[Tasks]
A: Reproduce the part of the ISO 6937 codec discussion that runs from "Yes, it seems" up to and including "for the checker.".
B: List every issue number mentioned in the ISO 6937 codec discussion.
C: Extend the ISO 6937 codec discussion past its final sentence.

[Selected excerpt]
I think "active use" is a better approach to restricting
ourselves to only locale encodings, since the latter are
slowly converging towards UTF-8 :-)

BTW: Once a charmap style codec is written, there is little
change, so the maintenance is minimal. Codecs which include
more active logic such as this one are different, of course,
and therefore may potentially add more maintenance burden.
msg280779 - (view) Author: Serhiy Storchaka (serhiy.storchaka) * (Python committer) Date: 2016-11-14 15:02
> My rule is more to only added encodings used (in practice) as locale encodings.

Just for reference: issue19459, issue21081, issue22679, issue20087.

> @Serhiy: Do you think that the encoding is popular enough to pay the
price of its maintainance?

Yes, it seems to me that the encoding still in use. I found questions about decoding from ISO 6937 and implementations for different programming languages.
msg280783 - (view) Author: STINNER Victor (vstinner) * (Python committer) Date: 2016-11-14 15:39
Ok. I'm not waiting for a simpler patch reusing existing charmap
functions to see the complexity of the codec ;-)
msg281746 - (view) Author: John Helour (John Helour) * Date: 2016-11-25 22:22
PEP8 compliant, added missing codepoints, utf-8 to \uXXXX rewrited
msg281748 - (view) Author: John Helour (John Helour) * Date: 2016-11-25 22:35
@mdk

Big thanks for the checker.

>Looks like your implementation is missing some codepoints, like "\t":
>
>    >>> >print("\t".encode(encoding='iso6937'))                                                    
>    [...]
>    UnicodeError: encoding with 'iso6937' codec failed (UnicodeError: Unacceptable utf-8 character)

The '\t'  character is undefined in the iso6937 table, like all chars within the range 0x00 - 0x1F. I don't know how to handle such input for conversion.

[Layout element entries]
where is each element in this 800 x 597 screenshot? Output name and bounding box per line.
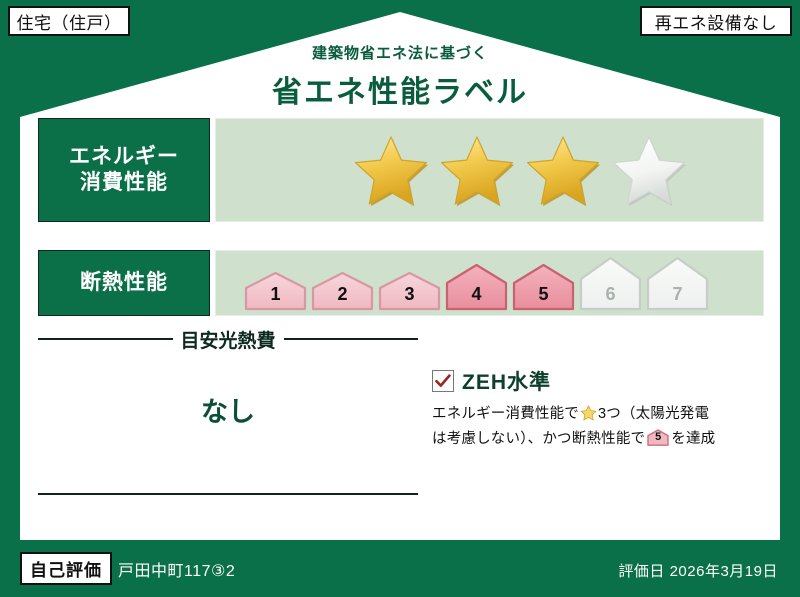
evaluation-date: 評価日 2026年3月19日 <box>618 560 778 581</box>
house-level-number: 4 <box>445 284 508 305</box>
house-icon-filled: 1 <box>244 271 307 311</box>
house-icon-empty: 6 <box>579 256 642 311</box>
house-level-number: 3 <box>378 284 441 305</box>
estimated-cost-bottom-divider <box>38 493 418 495</box>
house-icon-empty: 7 <box>646 256 709 311</box>
energy-label-line2: 消費性能 <box>80 170 168 196</box>
house-icon-filled: 5 <box>512 263 575 311</box>
insulation-label-text: 断熱性能 <box>80 270 168 296</box>
star-icon-filled <box>439 134 515 207</box>
self-evaluation-badge: 自己評価 <box>20 552 112 585</box>
zeh-desc-part2: は考慮しない）、かつ断熱性能で <box>432 431 645 447</box>
energy-label-line1: エネルギー <box>69 144 179 170</box>
zeh-description: エネルギー消費性能で 3つ（太陽光発電は考慮しない）、かつ断熱性能で 5 を達成 <box>432 403 770 454</box>
energy-performance-row: エネルギー 消費性能 <box>38 118 764 222</box>
estimated-cost-title: 目安光熱費 <box>181 326 276 353</box>
insulation-performance-label-box: 断熱性能 <box>38 250 210 316</box>
zeh-desc-part1: エネルギー消費性能で <box>432 406 579 422</box>
house-level-number: 5 <box>512 284 575 305</box>
energy-rating-panel <box>215 118 764 222</box>
house-icon-level: 5 <box>646 429 670 446</box>
zeh-standard-block: ZEH水準 エネルギー消費性能で 3つ（太陽光発電は考慮しない）、かつ断熱性能で… <box>432 366 770 454</box>
house-level-number: 2 <box>311 284 374 305</box>
energy-performance-label-box: エネルギー 消費性能 <box>38 118 210 222</box>
dwelling-type-tag: 住宅（住戸） <box>8 6 130 36</box>
check-icon <box>432 370 454 392</box>
zeh-desc-star-count: 3つ（太陽光発電 <box>598 406 709 422</box>
house-level-number: 7 <box>646 284 709 305</box>
house-level-number: 6 <box>579 284 642 305</box>
rule-right <box>284 338 419 340</box>
star-icon-inline <box>580 405 597 428</box>
estimated-cost-value: なし <box>38 390 418 429</box>
star-icon-filled <box>525 134 601 207</box>
house-icon-inline: 5 <box>646 429 670 453</box>
title-subtitle: 建築物省エネ法に基づく <box>0 42 800 63</box>
zeh-header: ZEH水準 <box>432 366 770 396</box>
insulation-rating-panel: 1234567 <box>215 250 764 316</box>
footer-left-group: 自己評価 戸田中町117③2 <box>20 552 235 585</box>
house-icon-filled: 4 <box>445 263 508 311</box>
zeh-title: ZEH水準 <box>462 366 551 396</box>
house-icon-filled: 3 <box>378 271 441 311</box>
property-address: 戸田中町117③2 <box>118 557 235 581</box>
label-title-block: 建築物省エネ法に基づく 省エネ性能ラベル <box>0 42 800 111</box>
house-level-number: 1 <box>244 284 307 305</box>
renewable-equipment-tag: 再エネ設備なし <box>640 6 792 36</box>
energy-performance-label: 住宅（住戸） 再エネ設備なし 建築物省エネ法に基づく 省エネ性能ラベル エネルギ… <box>0 0 800 597</box>
page-title: 省エネ性能ラベル <box>0 67 800 111</box>
insulation-level-scale: 1234567 <box>244 256 709 311</box>
star-rating <box>353 134 687 207</box>
star-icon-filled <box>353 134 429 207</box>
insulation-performance-row: 断熱性能 1234567 <box>38 250 764 316</box>
house-icon-filled: 2 <box>311 271 374 311</box>
estimated-cost-header: 目安光熱費 <box>38 328 418 350</box>
star-icon-empty <box>611 134 687 207</box>
zeh-desc-part3: を達成 <box>671 431 715 447</box>
rule-left <box>38 338 173 340</box>
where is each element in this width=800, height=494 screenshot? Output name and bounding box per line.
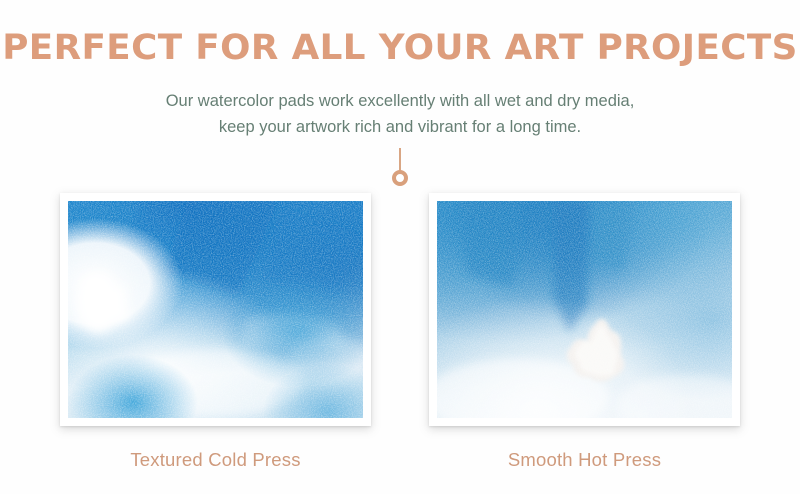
sample-gallery: Textured Cold Press: [0, 193, 800, 471]
photo-frame-left: [60, 193, 371, 426]
divider: [0, 148, 800, 186]
watercolor-swatch-cold-press: [68, 201, 363, 418]
watercolor-swatch-hot-press: [437, 201, 732, 418]
promo-banner: PERFECT FOR ALL YOUR ART PROJECTS Our wa…: [0, 0, 800, 494]
ring-divider-icon: [392, 170, 408, 186]
card-caption-hot-press: Smooth Hot Press: [429, 449, 740, 471]
subtitle: Our watercolor pads work excellently wit…: [0, 88, 800, 140]
divider-stem-icon: [399, 148, 400, 171]
subtitle-line-2: keep your artwork rich and vibrant for a…: [0, 114, 800, 140]
card-smooth-hot-press: Smooth Hot Press: [429, 193, 740, 471]
photo-frame-right: [429, 193, 740, 426]
subtitle-line-1: Our watercolor pads work excellently wit…: [0, 88, 800, 114]
card-caption-cold-press: Textured Cold Press: [60, 449, 371, 471]
card-textured-cold-press: Textured Cold Press: [60, 193, 371, 471]
page-title: PERFECT FOR ALL YOUR ART PROJECTS: [0, 28, 800, 68]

[Results by task]
A:
Yes, it seems to me that the encoding still in use. I found questions about decoding from ISO 6937 and implementations for different programming languages.
msg280783 - (view) Author: STINNER Victor (vstinner) * (Python committer) Date: 2016-11-14 15:39
Ok. I'm not waiting for a simpler patch reusing existing charmap
functions to see the complexity of the codec ;-)
msg281746 - (view) Author: John Helour (John Helour) * Date: 2016-11-25 22:22
PEP8 compliant, added missing codepoints, utf-8 to \uXXXX rewrited
msg281748 - (view) Author: John Helour (John Helour) * Date: 2016-11-25 22:35
@mdk

Big thanks for the checker.

B: issue19459, issue21081, issue22679, issue20087

C:
msg281774 - (view) Author: Julien Palard (mdk) * (Python committer) Date: 2016-11-26 13:21
According to https://webstore.iec.ch/preview/info_isoiec6937%7Bed3.0%7Den.pdf:

> NOTE: The shaded positions 00/00 to 01/15 and 07/15 to 09/15 are outside the scope of this International Standard.

So it's clear to me that they are not undefined, they are just described elsewhere.

According to https://en.wikipedia.org/wiki/ISO/IEC_6937:
>ISO/IEC 6937:2001, [...] is a multibyte extension of ASCII

Also, the glibc charmap for ISO_6937 define them:

$ head -n 20 localedata/charmaps/ISO_6937
<code_set_name> ISO_6937
<comment_char> %
<escape_char> /
% version: 1.0
%  source: ECMA registry and ISO/IEC 6937:1992

% alias ISO-IR-156
% alias ISO_6937:1992
% alias ISO6937
CHARMAP
<U0000>     /x00         NULL (NUL)
<U0001>     /x01         START OF HEADING (SOH)
<U0002>     /x02         START OF TEXT (STX)
<U0003>     /x03         END OF TEXT (ETX)
<U0004>     /x04         END OF TRANSMISSION (EOT)
<U0005>     /x05         ENQUIRY (ENQ)
<U0006>     /x06         ACKNOWLEDGE (ACK)
<U0007>     /x07         BELL (BEL)
<U0008>     /x08         BACKSPACE (BS)
<U0009>     /x09         CHARACTER TABULATION (HT)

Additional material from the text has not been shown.